Restate the material word for word and leave out anything that is a picture.
-- Start of Records shown --
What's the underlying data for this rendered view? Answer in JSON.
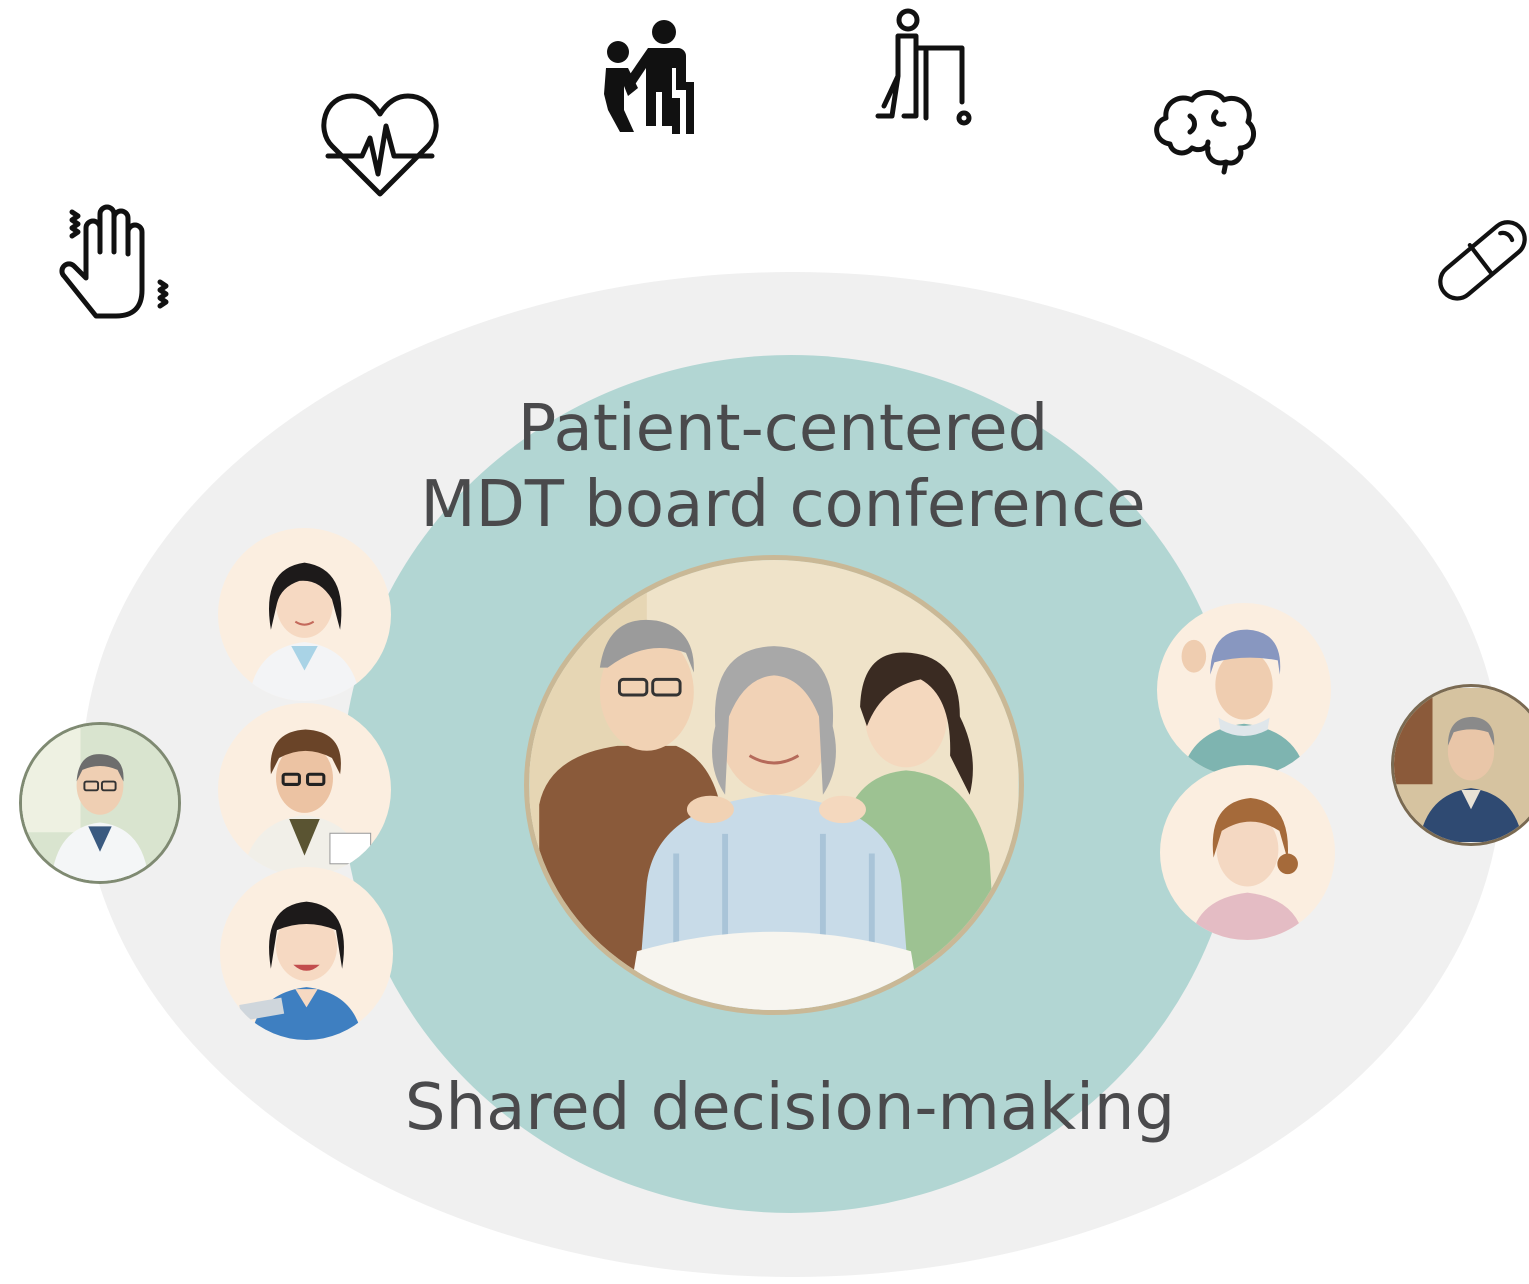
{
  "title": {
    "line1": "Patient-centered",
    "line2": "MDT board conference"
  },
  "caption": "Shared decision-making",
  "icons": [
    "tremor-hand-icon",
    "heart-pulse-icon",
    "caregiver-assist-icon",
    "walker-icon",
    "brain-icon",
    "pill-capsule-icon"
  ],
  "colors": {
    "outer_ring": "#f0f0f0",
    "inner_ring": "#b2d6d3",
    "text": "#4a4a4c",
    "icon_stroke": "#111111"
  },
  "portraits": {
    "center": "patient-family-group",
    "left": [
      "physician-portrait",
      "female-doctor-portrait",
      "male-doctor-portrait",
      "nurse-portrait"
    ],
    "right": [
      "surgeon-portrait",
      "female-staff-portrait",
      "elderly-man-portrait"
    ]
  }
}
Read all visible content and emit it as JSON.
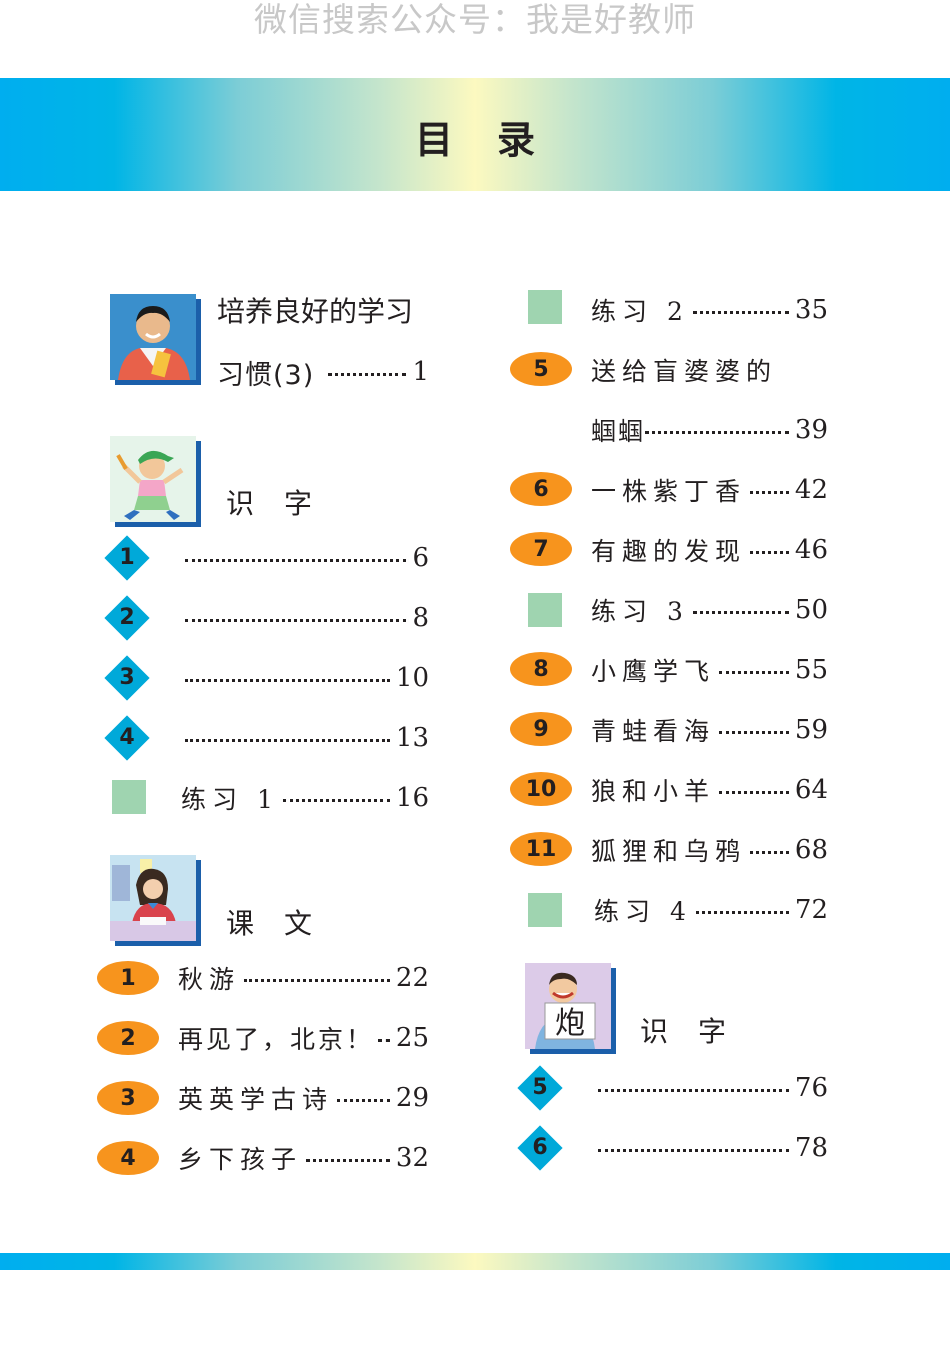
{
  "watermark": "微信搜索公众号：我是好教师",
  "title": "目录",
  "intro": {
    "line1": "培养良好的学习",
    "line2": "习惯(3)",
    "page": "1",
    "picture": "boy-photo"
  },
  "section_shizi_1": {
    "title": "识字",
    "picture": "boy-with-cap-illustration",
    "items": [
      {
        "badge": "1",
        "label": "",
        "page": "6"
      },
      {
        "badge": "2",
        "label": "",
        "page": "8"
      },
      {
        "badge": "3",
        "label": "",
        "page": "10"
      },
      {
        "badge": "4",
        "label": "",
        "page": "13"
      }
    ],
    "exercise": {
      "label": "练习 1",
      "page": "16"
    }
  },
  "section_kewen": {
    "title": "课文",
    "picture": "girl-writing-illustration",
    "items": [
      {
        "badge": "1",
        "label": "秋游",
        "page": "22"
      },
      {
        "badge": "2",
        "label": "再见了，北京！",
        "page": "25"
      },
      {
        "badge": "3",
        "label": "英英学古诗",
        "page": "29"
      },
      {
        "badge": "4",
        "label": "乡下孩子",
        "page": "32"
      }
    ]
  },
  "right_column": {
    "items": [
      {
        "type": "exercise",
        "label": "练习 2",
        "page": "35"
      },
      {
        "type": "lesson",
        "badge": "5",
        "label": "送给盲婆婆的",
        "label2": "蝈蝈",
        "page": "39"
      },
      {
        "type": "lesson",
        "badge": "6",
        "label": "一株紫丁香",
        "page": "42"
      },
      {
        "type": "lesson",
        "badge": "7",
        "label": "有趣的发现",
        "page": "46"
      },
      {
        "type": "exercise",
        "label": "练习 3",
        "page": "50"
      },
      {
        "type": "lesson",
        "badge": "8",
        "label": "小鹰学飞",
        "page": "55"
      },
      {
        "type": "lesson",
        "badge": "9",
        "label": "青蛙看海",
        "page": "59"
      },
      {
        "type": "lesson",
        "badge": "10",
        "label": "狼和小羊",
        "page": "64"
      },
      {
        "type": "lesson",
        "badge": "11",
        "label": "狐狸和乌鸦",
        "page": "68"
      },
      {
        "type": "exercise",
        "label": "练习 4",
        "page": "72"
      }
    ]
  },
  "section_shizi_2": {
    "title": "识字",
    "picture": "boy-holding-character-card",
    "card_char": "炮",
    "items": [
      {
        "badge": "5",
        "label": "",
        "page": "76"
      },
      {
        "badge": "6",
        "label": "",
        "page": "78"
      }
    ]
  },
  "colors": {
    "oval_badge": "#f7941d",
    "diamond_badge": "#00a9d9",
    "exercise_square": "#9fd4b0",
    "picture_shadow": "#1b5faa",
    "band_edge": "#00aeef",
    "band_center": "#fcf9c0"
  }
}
-- End of Records shown --
Response for this exercise:
What's the underlying data for this rendered view? Answer in JSON.
{
  "title": {
    "line1": "Patient-centered",
    "line2": "MDT board conference"
  },
  "caption": "Shared decision-making",
  "icons": [
    "tremor-hand-icon",
    "heart-pulse-icon",
    "caregiver-assist-icon",
    "walker-icon",
    "brain-icon",
    "pill-capsule-icon"
  ],
  "colors": {
    "outer_ring": "#f0f0f0",
    "inner_ring": "#b2d6d3",
    "text": "#4a4a4c",
    "icon_stroke": "#111111"
  },
  "portraits": {
    "center": "patient-family-group",
    "left": [
      "physician-portrait",
      "female-doctor-portrait",
      "male-doctor-portrait",
      "nurse-portrait"
    ],
    "right": [
      "surgeon-portrait",
      "female-staff-portrait",
      "elderly-man-portrait"
    ]
  }
}
Read all visible content and emit it as JSON.
{
  "watermark": "微信搜索公众号：我是好教师",
  "title": "目录",
  "intro": {
    "line1": "培养良好的学习",
    "line2": "习惯(3)",
    "page": "1",
    "picture": "boy-photo"
  },
  "section_shizi_1": {
    "title": "识字",
    "picture": "boy-with-cap-illustration",
    "items": [
      {
        "badge": "1",
        "label": "",
        "page": "6"
      },
      {
        "badge": "2",
        "label": "",
        "page": "8"
      },
      {
        "badge": "3",
        "label": "",
        "page": "10"
      },
      {
        "badge": "4",
        "label": "",
        "page": "13"
      }
    ],
    "exercise": {
      "label": "练习 1",
      "page": "16"
    }
  },
  "section_kewen": {
    "title": "课文",
    "picture": "girl-writing-illustration",
    "items": [
      {
        "badge": "1",
        "label": "秋游",
        "page": "22"
      },
      {
        "badge": "2",
        "label": "再见了，北京！",
        "page": "25"
      },
      {
        "badge": "3",
        "label": "英英学古诗",
        "page": "29"
      },
      {
        "badge": "4",
        "label": "乡下孩子",
        "page": "32"
      }
    ]
  },
  "right_column": {
    "items": [
      {
        "type": "exercise",
        "label": "练习 2",
        "page": "35"
      },
      {
        "type": "lesson",
        "badge": "5",
        "label": "送给盲婆婆的",
        "label2": "蝈蝈",
        "page": "39"
      },
      {
        "type": "lesson",
        "badge": "6",
        "label": "一株紫丁香",
        "page": "42"
      },
      {
        "type": "lesson",
        "badge": "7",
        "label": "有趣的发现",
        "page": "46"
      },
      {
        "type": "exercise",
        "label": "练习 3",
        "page": "50"
      },
      {
        "type": "lesson",
        "badge": "8",
        "label": "小鹰学飞",
        "page": "55"
      },
      {
        "type": "lesson",
        "badge": "9",
        "label": "青蛙看海",
        "page": "59"
      },
      {
        "type": "lesson",
        "badge": "10",
        "label": "狼和小羊",
        "page": "64"
      },
      {
        "type": "lesson",
        "badge": "11",
        "label": "狐狸和乌鸦",
        "page": "68"
      },
      {
        "type": "exercise",
        "label": "练习 4",
        "page": "72"
      }
    ]
  },
  "section_shizi_2": {
    "title": "识字",
    "picture": "boy-holding-character-card",
    "card_char": "炮",
    "items": [
      {
        "badge": "5",
        "label": "",
        "page": "76"
      },
      {
        "badge": "6",
        "label": "",
        "page": "78"
      }
    ]
  },
  "colors": {
    "oval_badge": "#f7941d",
    "diamond_badge": "#00a9d9",
    "exercise_square": "#9fd4b0",
    "picture_shadow": "#1b5faa",
    "band_edge": "#00aeef",
    "band_center": "#fcf9c0"
  }
}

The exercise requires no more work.